══ DATASET EXCERPTS

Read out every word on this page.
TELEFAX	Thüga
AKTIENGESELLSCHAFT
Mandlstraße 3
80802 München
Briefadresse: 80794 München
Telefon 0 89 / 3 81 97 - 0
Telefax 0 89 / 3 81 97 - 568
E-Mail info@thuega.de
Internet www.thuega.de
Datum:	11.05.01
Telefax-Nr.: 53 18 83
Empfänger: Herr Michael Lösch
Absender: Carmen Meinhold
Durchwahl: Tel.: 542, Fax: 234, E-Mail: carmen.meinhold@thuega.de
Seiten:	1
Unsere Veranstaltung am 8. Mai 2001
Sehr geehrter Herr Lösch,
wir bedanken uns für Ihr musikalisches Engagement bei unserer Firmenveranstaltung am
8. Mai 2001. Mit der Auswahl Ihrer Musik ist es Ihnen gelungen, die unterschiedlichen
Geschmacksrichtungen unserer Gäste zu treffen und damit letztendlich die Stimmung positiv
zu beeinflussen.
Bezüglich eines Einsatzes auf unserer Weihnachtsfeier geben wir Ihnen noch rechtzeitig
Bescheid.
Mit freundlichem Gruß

════

* [WHAT YOU NEED TO DO]: From the listing above, pick out each line where the word "München" appears.

* [EXERCISE ANSWER]:
80802 München
Briefadresse: 80794 München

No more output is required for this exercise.